To do |
Say how many lines contain the word "vill". Only the number should be given.

Data excerpts |
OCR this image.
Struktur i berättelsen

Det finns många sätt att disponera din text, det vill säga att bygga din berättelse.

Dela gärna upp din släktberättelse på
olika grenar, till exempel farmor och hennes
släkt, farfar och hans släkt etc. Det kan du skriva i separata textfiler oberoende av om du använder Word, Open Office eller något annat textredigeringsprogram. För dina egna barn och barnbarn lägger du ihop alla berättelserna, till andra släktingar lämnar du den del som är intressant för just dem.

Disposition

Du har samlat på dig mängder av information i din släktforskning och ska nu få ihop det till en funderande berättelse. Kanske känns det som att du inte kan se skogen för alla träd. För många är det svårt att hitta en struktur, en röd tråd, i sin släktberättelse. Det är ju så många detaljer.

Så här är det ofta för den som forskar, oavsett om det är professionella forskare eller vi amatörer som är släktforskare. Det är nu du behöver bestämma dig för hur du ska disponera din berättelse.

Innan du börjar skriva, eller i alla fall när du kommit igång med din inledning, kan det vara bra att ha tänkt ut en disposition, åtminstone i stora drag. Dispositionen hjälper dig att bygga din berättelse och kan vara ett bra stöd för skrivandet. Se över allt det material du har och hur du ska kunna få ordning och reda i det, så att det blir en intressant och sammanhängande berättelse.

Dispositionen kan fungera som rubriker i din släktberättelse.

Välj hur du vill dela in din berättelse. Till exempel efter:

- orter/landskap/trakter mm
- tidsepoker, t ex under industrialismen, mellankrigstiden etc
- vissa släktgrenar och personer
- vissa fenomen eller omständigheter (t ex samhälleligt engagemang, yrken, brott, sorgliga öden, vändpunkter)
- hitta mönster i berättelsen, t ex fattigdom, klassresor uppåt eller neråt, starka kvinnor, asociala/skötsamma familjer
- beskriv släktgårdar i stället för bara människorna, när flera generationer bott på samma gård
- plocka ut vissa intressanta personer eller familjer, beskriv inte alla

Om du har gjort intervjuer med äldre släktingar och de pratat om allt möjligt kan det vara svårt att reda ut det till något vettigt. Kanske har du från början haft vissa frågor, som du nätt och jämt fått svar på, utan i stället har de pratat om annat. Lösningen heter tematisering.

Reply |
2